Set problem
Work out how many lines of the records hold the string "color", and reply with that number alone.

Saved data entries
○ ○ ○
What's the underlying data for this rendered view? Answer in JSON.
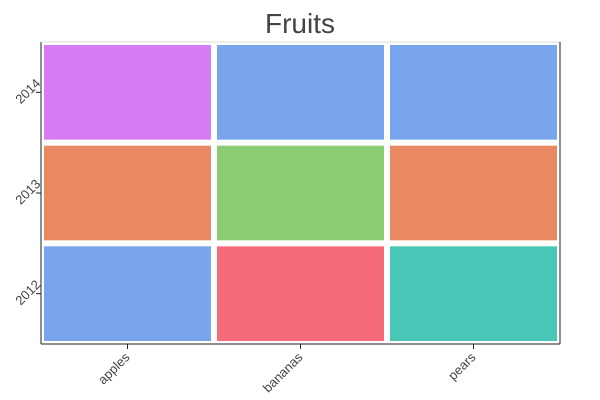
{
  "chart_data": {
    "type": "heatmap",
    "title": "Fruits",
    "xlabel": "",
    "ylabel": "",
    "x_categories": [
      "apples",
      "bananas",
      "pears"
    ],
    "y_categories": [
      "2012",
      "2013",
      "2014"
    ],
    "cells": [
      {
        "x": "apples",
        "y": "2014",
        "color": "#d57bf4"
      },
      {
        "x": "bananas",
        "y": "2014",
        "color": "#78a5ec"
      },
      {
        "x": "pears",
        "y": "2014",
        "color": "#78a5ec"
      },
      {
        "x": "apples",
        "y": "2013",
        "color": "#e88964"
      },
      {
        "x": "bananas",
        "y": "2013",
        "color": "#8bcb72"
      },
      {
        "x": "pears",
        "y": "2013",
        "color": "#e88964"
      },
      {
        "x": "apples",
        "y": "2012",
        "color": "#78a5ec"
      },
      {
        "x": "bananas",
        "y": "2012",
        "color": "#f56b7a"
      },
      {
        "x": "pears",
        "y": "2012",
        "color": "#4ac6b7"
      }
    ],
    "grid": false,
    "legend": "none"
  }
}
○ ○ ○
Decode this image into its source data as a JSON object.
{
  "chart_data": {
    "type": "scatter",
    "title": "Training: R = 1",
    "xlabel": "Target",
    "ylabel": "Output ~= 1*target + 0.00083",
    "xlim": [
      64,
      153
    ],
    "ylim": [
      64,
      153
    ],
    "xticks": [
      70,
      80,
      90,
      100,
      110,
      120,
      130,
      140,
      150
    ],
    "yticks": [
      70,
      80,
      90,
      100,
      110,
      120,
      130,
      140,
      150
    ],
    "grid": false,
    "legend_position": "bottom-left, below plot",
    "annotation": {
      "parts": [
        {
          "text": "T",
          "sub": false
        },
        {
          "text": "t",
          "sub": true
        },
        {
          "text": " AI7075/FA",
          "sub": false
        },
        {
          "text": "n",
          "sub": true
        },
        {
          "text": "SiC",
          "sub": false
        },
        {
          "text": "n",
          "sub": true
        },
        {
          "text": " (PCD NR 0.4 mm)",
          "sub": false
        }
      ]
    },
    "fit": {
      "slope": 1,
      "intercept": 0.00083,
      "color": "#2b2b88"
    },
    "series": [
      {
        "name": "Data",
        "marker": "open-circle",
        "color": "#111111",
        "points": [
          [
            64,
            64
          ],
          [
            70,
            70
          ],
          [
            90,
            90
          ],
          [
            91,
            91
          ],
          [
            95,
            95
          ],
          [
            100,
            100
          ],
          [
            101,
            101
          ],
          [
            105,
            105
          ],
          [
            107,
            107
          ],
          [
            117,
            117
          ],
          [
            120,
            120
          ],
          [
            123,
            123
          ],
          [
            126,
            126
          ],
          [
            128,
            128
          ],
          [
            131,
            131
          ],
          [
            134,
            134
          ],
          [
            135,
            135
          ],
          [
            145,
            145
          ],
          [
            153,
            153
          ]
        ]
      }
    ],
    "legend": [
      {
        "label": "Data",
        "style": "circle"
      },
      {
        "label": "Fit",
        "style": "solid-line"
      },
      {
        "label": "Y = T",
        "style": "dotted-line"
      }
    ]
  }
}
○ ○ ○
Full response
11